* DATASET:
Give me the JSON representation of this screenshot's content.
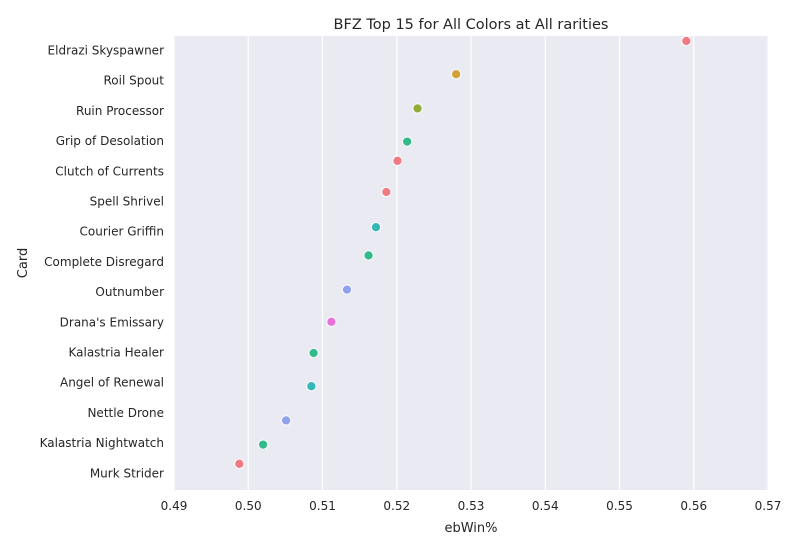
{
  "chart_data": {
    "type": "scatter",
    "title": "BFZ Top 15 for All Colors at All rarities",
    "xlabel": "ebWin%",
    "ylabel": "Card",
    "xlim": [
      0.49,
      0.57
    ],
    "xticks": [
      "0.49",
      "0.50",
      "0.51",
      "0.52",
      "0.53",
      "0.54",
      "0.55",
      "0.56",
      "0.57"
    ],
    "xtick_values": [
      0.49,
      0.5,
      0.51,
      0.52,
      0.53,
      0.54,
      0.55,
      0.56,
      0.57
    ],
    "grid": "vertical",
    "background": "#eaeaf2",
    "categories": [
      "Eldrazi Skyspawner",
      "Roil Spout",
      "Ruin Processor",
      "Grip of Desolation",
      "Clutch of Currents",
      "Spell Shrivel",
      "Courier Griffin",
      "Complete Disregard",
      "Outnumber",
      "Drana's Emissary",
      "Kalastria Healer",
      "Angel of Renewal",
      "Nettle Drone",
      "Kalastria Nightwatch",
      "Murk Strider"
    ],
    "points": [
      {
        "card": "Eldrazi Skyspawner",
        "x": 0.559,
        "color": "#f07a84"
      },
      {
        "card": "Roil Spout",
        "x": 0.528,
        "color": "#d1a039"
      },
      {
        "card": "Ruin Processor",
        "x": 0.5228,
        "color": "#92ac3c"
      },
      {
        "card": "Grip of Desolation",
        "x": 0.5214,
        "color": "#33b98a"
      },
      {
        "card": "Clutch of Currents",
        "x": 0.5201,
        "color": "#f07a84"
      },
      {
        "card": "Spell Shrivel",
        "x": 0.5186,
        "color": "#f07a84"
      },
      {
        "card": "Courier Griffin",
        "x": 0.5172,
        "color": "#35b7b8"
      },
      {
        "card": "Complete Disregard",
        "x": 0.5162,
        "color": "#33b98a"
      },
      {
        "card": "Outnumber",
        "x": 0.5133,
        "color": "#8fa0ec"
      },
      {
        "card": "Drana's Emissary",
        "x": 0.5112,
        "color": "#e870dc"
      },
      {
        "card": "Kalastria Healer",
        "x": 0.5088,
        "color": "#33b98a"
      },
      {
        "card": "Angel of Renewal",
        "x": 0.5085,
        "color": "#35b7b8"
      },
      {
        "card": "Nettle Drone",
        "x": 0.5051,
        "color": "#8fa0ec"
      },
      {
        "card": "Kalastria Nightwatch",
        "x": 0.502,
        "color": "#33b98a"
      },
      {
        "card": "Murk Strider",
        "x": 0.4988,
        "color": "#f07a84"
      }
    ]
  }
}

* WHAT TO DO:
All of the material above should be reproduced exactly, except the pictures.

* THE ANSWER:
Give me the JSON representation of this screenshot's content.
{
  "chart_data": {
    "type": "scatter",
    "title": "BFZ Top 15 for All Colors at All rarities",
    "xlabel": "ebWin%",
    "ylabel": "Card",
    "xlim": [
      0.49,
      0.57
    ],
    "xticks": [
      "0.49",
      "0.50",
      "0.51",
      "0.52",
      "0.53",
      "0.54",
      "0.55",
      "0.56",
      "0.57"
    ],
    "xtick_values": [
      0.49,
      0.5,
      0.51,
      0.52,
      0.53,
      0.54,
      0.55,
      0.56,
      0.57
    ],
    "grid": "vertical",
    "background": "#eaeaf2",
    "categories": [
      "Eldrazi Skyspawner",
      "Roil Spout",
      "Ruin Processor",
      "Grip of Desolation",
      "Clutch of Currents",
      "Spell Shrivel",
      "Courier Griffin",
      "Complete Disregard",
      "Outnumber",
      "Drana's Emissary",
      "Kalastria Healer",
      "Angel of Renewal",
      "Nettle Drone",
      "Kalastria Nightwatch",
      "Murk Strider"
    ],
    "points": [
      {
        "card": "Eldrazi Skyspawner",
        "x": 0.559,
        "color": "#f07a84"
      },
      {
        "card": "Roil Spout",
        "x": 0.528,
        "color": "#d1a039"
      },
      {
        "card": "Ruin Processor",
        "x": 0.5228,
        "color": "#92ac3c"
      },
      {
        "card": "Grip of Desolation",
        "x": 0.5214,
        "color": "#33b98a"
      },
      {
        "card": "Clutch of Currents",
        "x": 0.5201,
        "color": "#f07a84"
      },
      {
        "card": "Spell Shrivel",
        "x": 0.5186,
        "color": "#f07a84"
      },
      {
        "card": "Courier Griffin",
        "x": 0.5172,
        "color": "#35b7b8"
      },
      {
        "card": "Complete Disregard",
        "x": 0.5162,
        "color": "#33b98a"
      },
      {
        "card": "Outnumber",
        "x": 0.5133,
        "color": "#8fa0ec"
      },
      {
        "card": "Drana's Emissary",
        "x": 0.5112,
        "color": "#e870dc"
      },
      {
        "card": "Kalastria Healer",
        "x": 0.5088,
        "color": "#33b98a"
      },
      {
        "card": "Angel of Renewal",
        "x": 0.5085,
        "color": "#35b7b8"
      },
      {
        "card": "Nettle Drone",
        "x": 0.5051,
        "color": "#8fa0ec"
      },
      {
        "card": "Kalastria Nightwatch",
        "x": 0.502,
        "color": "#33b98a"
      },
      {
        "card": "Murk Strider",
        "x": 0.4988,
        "color": "#f07a84"
      }
    ]
  }
}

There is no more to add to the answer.